> DATA FOR PROCESSING:
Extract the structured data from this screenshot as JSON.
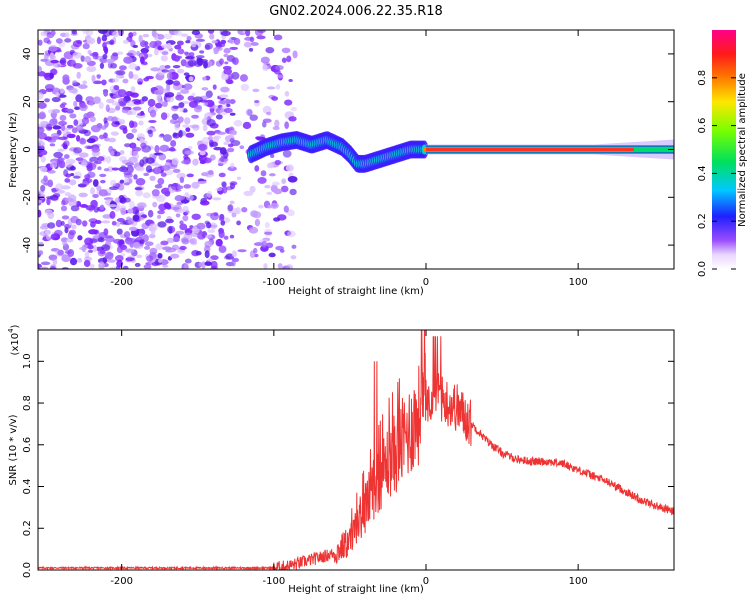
{
  "title": "GN02.2024.006.22.35.R18",
  "chart_data": [
    {
      "type": "heatmap",
      "xlabel": "Height of straight line (km)",
      "ylabel": "Frequency (Hz)",
      "xlim": [
        -255,
        163
      ],
      "ylim": [
        -50,
        50
      ],
      "xticks": [
        -200,
        -100,
        0,
        100
      ],
      "yticks": [
        -40,
        -20,
        0,
        20,
        40
      ],
      "colorbar": {
        "label": "Normalized spectral amplitude",
        "range": [
          0,
          1
        ],
        "ticks": [
          0.0,
          0.2,
          0.4,
          0.6,
          0.8
        ]
      },
      "noise_region": {
        "x": [
          -255,
          -105
        ],
        "y": [
          -50,
          50
        ]
      },
      "signal_track": [
        {
          "x": -115,
          "y": -2
        },
        {
          "x": -105,
          "y": 1
        },
        {
          "x": -95,
          "y": 3
        },
        {
          "x": -85,
          "y": 4
        },
        {
          "x": -75,
          "y": 2
        },
        {
          "x": -65,
          "y": 4
        },
        {
          "x": -55,
          "y": 1
        },
        {
          "x": -50,
          "y": -2
        },
        {
          "x": -45,
          "y": -6
        },
        {
          "x": -40,
          "y": -6
        },
        {
          "x": -30,
          "y": -4
        },
        {
          "x": -20,
          "y": -2
        },
        {
          "x": -10,
          "y": 0
        },
        {
          "x": 0,
          "y": 0
        }
      ],
      "carrier_line": {
        "x": [
          0,
          163
        ],
        "y": 0
      }
    },
    {
      "type": "line",
      "xlabel": "Height of straight line (km)",
      "ylabel": "SNR (10 * v/v)",
      "y_multiplier": "(x10",
      "y_multiplier_exp": "4",
      "y_multiplier_close": ")",
      "xlim": [
        -255,
        163
      ],
      "ylim": [
        0,
        1.15
      ],
      "xticks": [
        -200,
        -100,
        0,
        100
      ],
      "yticks": [
        0.0,
        0.2,
        0.4,
        0.6,
        0.8,
        1.0
      ],
      "color": "#ee3333",
      "series": [
        {
          "x": [
            -255,
            -200,
            -150,
            -100,
            -90,
            -75,
            -60,
            -50,
            -45,
            -40,
            -35,
            -30,
            -25,
            -20,
            -15,
            -10,
            -5,
            0,
            5,
            10,
            15,
            20,
            25,
            30,
            40,
            50,
            60,
            70,
            80,
            90,
            100,
            110,
            120,
            130,
            140,
            150,
            163
          ],
          "values": [
            0.01,
            0.01,
            0.01,
            0.01,
            0.02,
            0.05,
            0.08,
            0.14,
            0.22,
            0.3,
            0.38,
            0.45,
            0.52,
            0.56,
            0.62,
            0.68,
            0.74,
            0.8,
            0.86,
            0.82,
            0.8,
            0.78,
            0.74,
            0.7,
            0.62,
            0.56,
            0.53,
            0.52,
            0.52,
            0.51,
            0.48,
            0.45,
            0.42,
            0.38,
            0.34,
            0.31,
            0.28
          ]
        }
      ]
    }
  ]
}
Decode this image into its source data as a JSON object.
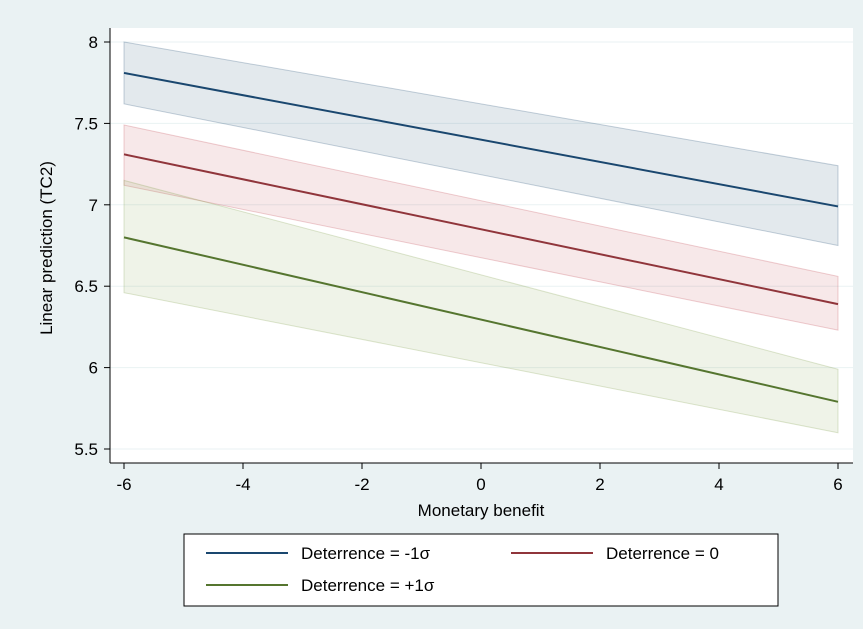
{
  "chart_data": {
    "type": "line",
    "xlabel": "Monetary benefit",
    "ylabel": "Linear prediction (TC2)",
    "xlim": [
      -6,
      6
    ],
    "ylim": [
      5.5,
      8
    ],
    "x_ticks": [
      -6,
      -4,
      -2,
      0,
      2,
      4,
      6
    ],
    "x_tick_labels": [
      "-6",
      "-4",
      "-2",
      "0",
      "2",
      "4",
      "6"
    ],
    "y_ticks": [
      5.5,
      6,
      6.5,
      7,
      7.5,
      8
    ],
    "y_tick_labels": [
      "5.5",
      "6",
      "6.5",
      "7",
      "7.5",
      "8"
    ],
    "grid": true,
    "legend_position": "bottom",
    "series": [
      {
        "name": "Deterrence = -1σ",
        "color": "#1a476f",
        "band_color": "#1a476f",
        "x": [
          -6,
          6
        ],
        "y": [
          7.81,
          6.99
        ],
        "ci_lower": [
          7.62,
          6.75
        ],
        "ci_upper": [
          8.0,
          7.24
        ]
      },
      {
        "name": "Deterrence = 0",
        "color": "#90353b",
        "band_color": "#c0404a",
        "x": [
          -6,
          6
        ],
        "y": [
          7.31,
          6.39
        ],
        "ci_lower": [
          7.12,
          6.23
        ],
        "ci_upper": [
          7.49,
          6.56
        ]
      },
      {
        "name": "Deterrence = +1σ",
        "color": "#55752f",
        "band_color": "#7a9a45",
        "x": [
          -6,
          6
        ],
        "y": [
          6.8,
          5.79
        ],
        "ci_lower": [
          6.46,
          5.6
        ],
        "ci_upper": [
          7.15,
          5.99
        ]
      }
    ]
  }
}
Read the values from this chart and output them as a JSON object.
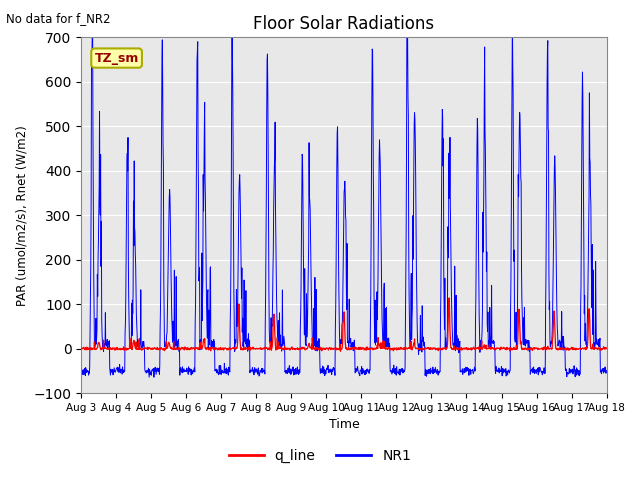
{
  "title": "Floor Solar Radiations",
  "top_left_text": "No data for f_NR2",
  "legend_box_label": "TZ_sm",
  "ylabel": "PAR (umol/m2/s), Rnet (W/m2)",
  "xlabel": "Time",
  "ylim": [
    -100,
    700
  ],
  "yticks": [
    -100,
    0,
    100,
    200,
    300,
    400,
    500,
    600,
    700
  ],
  "n_days": 15,
  "x_tick_labels": [
    "Aug 3",
    "Aug 4",
    "Aug 5",
    "Aug 6",
    "Aug 7",
    "Aug 8",
    "Aug 9",
    "Aug 10",
    "Aug 11",
    "Aug 12",
    "Aug 13",
    "Aug 14",
    "Aug 15",
    "Aug 16",
    "Aug 17",
    "Aug 18"
  ],
  "line_NR1_color": "#0000ff",
  "line_q_color": "#ff0000",
  "bg_color": "#e8e8e8",
  "legend_line_colors": [
    "#ff0000",
    "#0000ff"
  ],
  "legend_labels": [
    "q_line",
    "NR1"
  ],
  "NR1_day_peaks": [
    685,
    430,
    670,
    665,
    655,
    660,
    420,
    490,
    680,
    700,
    535,
    510,
    660,
    655,
    615
  ],
  "NR1_day_peaks2": [
    365,
    265,
    355,
    415,
    385,
    415,
    325,
    375,
    455,
    525,
    345,
    505,
    525,
    415,
    420
  ],
  "q_day_peaks": [
    15,
    18,
    15,
    20,
    85,
    80,
    10,
    85,
    10,
    12,
    115,
    8,
    90,
    85,
    90
  ],
  "night_base": -50,
  "night_noise": 5,
  "points_per_day": 96,
  "seed": 7
}
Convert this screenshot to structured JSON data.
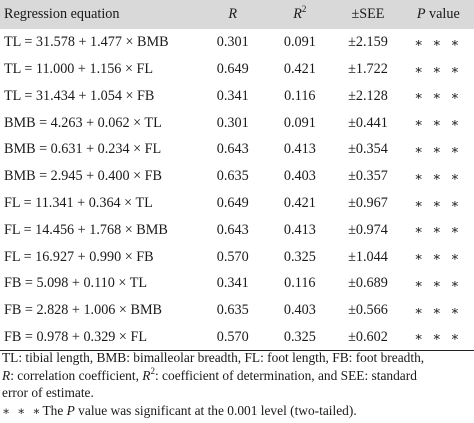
{
  "table": {
    "headers": {
      "equation": "Regression equation",
      "r": "R",
      "r2_base": "R",
      "r2_sup": "2",
      "see": "±SEE",
      "p_italic": "P",
      "p_text": " value"
    },
    "rows": [
      {
        "equation": "TL = 31.578 + 1.477 × BMB",
        "r": "0.301",
        "r2": "0.091",
        "see": "±2.159",
        "p": "∗ ∗ ∗"
      },
      {
        "equation": "TL = 11.000 + 1.156 × FL",
        "r": "0.649",
        "r2": "0.421",
        "see": "±1.722",
        "p": "∗ ∗ ∗"
      },
      {
        "equation": "TL = 31.434 + 1.054 × FB",
        "r": "0.341",
        "r2": "0.116",
        "see": "±2.128",
        "p": "∗ ∗ ∗"
      },
      {
        "equation": "BMB = 4.263 + 0.062 × TL",
        "r": "0.301",
        "r2": "0.091",
        "see": "±0.441",
        "p": "∗ ∗ ∗"
      },
      {
        "equation": "BMB = 0.631 + 0.234 × FL",
        "r": "0.643",
        "r2": "0.413",
        "see": "±0.354",
        "p": "∗ ∗ ∗"
      },
      {
        "equation": "BMB = 2.945 + 0.400 × FB",
        "r": "0.635",
        "r2": "0.403",
        "see": "±0.357",
        "p": "∗ ∗ ∗"
      },
      {
        "equation": "FL = 11.341 + 0.364 × TL",
        "r": "0.649",
        "r2": "0.421",
        "see": "±0.967",
        "p": "∗ ∗ ∗"
      },
      {
        "equation": "FL = 14.456 + 1.768 × BMB",
        "r": "0.643",
        "r2": "0.413",
        "see": "±0.974",
        "p": "∗ ∗ ∗"
      },
      {
        "equation": "FL = 16.927 + 0.990 × FB",
        "r": "0.570",
        "r2": "0.325",
        "see": "±1.044",
        "p": "∗ ∗ ∗"
      },
      {
        "equation": "FB = 5.098 + 0.110 × TL",
        "r": "0.341",
        "r2": "0.116",
        "see": "±0.689",
        "p": "∗ ∗ ∗"
      },
      {
        "equation": "FB = 2.828 + 1.006 × BMB",
        "r": "0.635",
        "r2": "0.403",
        "see": "±0.566",
        "p": "∗ ∗ ∗"
      },
      {
        "equation": "FB = 0.978 + 0.329 × FL",
        "r": "0.570",
        "r2": "0.325",
        "see": "±0.602",
        "p": "∗ ∗ ∗"
      }
    ]
  },
  "notes": {
    "line1": "TL: tibial length, BMB: bimalleolar breadth, FL: foot length, FB: foot breadth,",
    "line2_r": "R",
    "line2_a": ": correlation coefficient, ",
    "line2_r2": "R",
    "line2_sup": "2",
    "line2_b": ": coefficient of determination, and SEE: standard",
    "line3": "error of estimate.",
    "line4_stars": "∗ ∗ ∗",
    "line4_a": "The ",
    "line4_p": "P",
    "line4_b": " value was significant at the 0.001 level (two-tailed)."
  }
}
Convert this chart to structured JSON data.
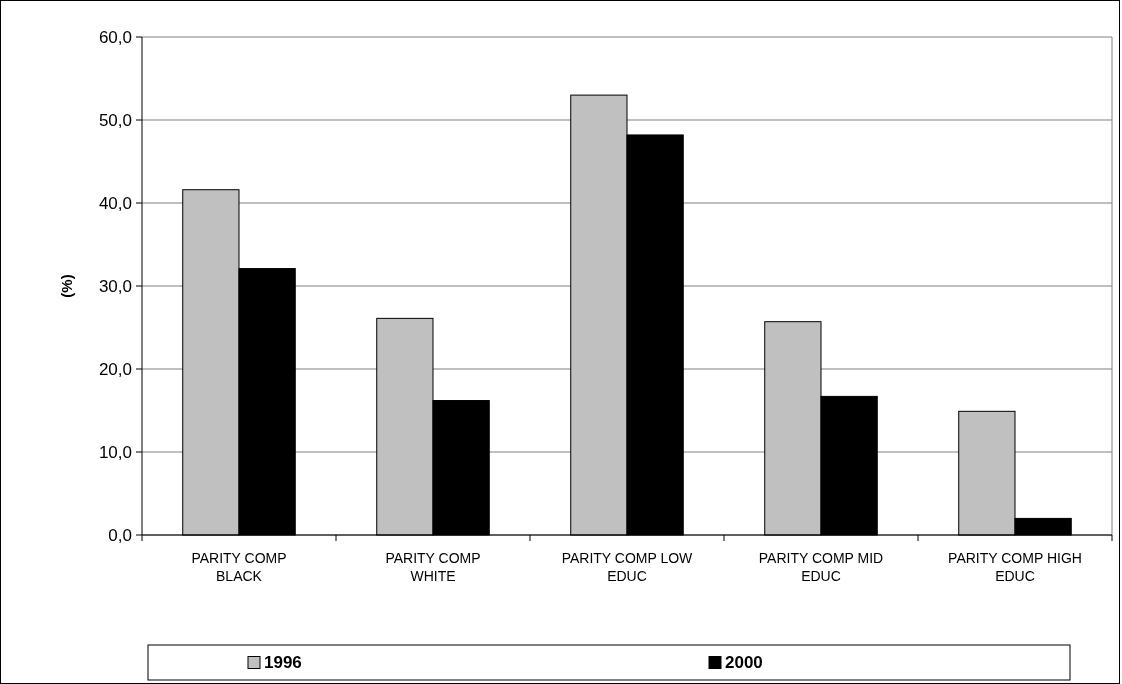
{
  "chart_data": {
    "type": "bar",
    "ylabel": "(%)",
    "categories": [
      "PARITY COMP BLACK",
      "PARITY COMP WHITE",
      "PARITY COMP LOW EDUC",
      "PARITY COMP MID EDUC",
      "PARITY COMP HIGH EDUC"
    ],
    "series": [
      {
        "name": "1996",
        "color": "#c0c0c0",
        "values": [
          41.6,
          26.1,
          53.0,
          25.7,
          14.9
        ]
      },
      {
        "name": "2000",
        "color": "#000000",
        "values": [
          32.1,
          16.2,
          48.2,
          16.7,
          2.0
        ]
      }
    ],
    "ylim": [
      0,
      60
    ],
    "yticks": [
      {
        "value": 0,
        "label": "0,0"
      },
      {
        "value": 10,
        "label": "10,0"
      },
      {
        "value": 20,
        "label": "20,0"
      },
      {
        "value": 30,
        "label": "30,0"
      },
      {
        "value": 40,
        "label": "40,0"
      },
      {
        "value": 50,
        "label": "50,0"
      },
      {
        "value": 60,
        "label": "60,0"
      }
    ],
    "grid": "y",
    "legend": "bottom"
  }
}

> DO THIS: In the entries above, find each line with the string "EDUC" and copy it.

> CORRECT ANSWER:
      "PARITY COMP LOW EDUC",
      "PARITY COMP MID EDUC",
      "PARITY COMP HIGH EDUC"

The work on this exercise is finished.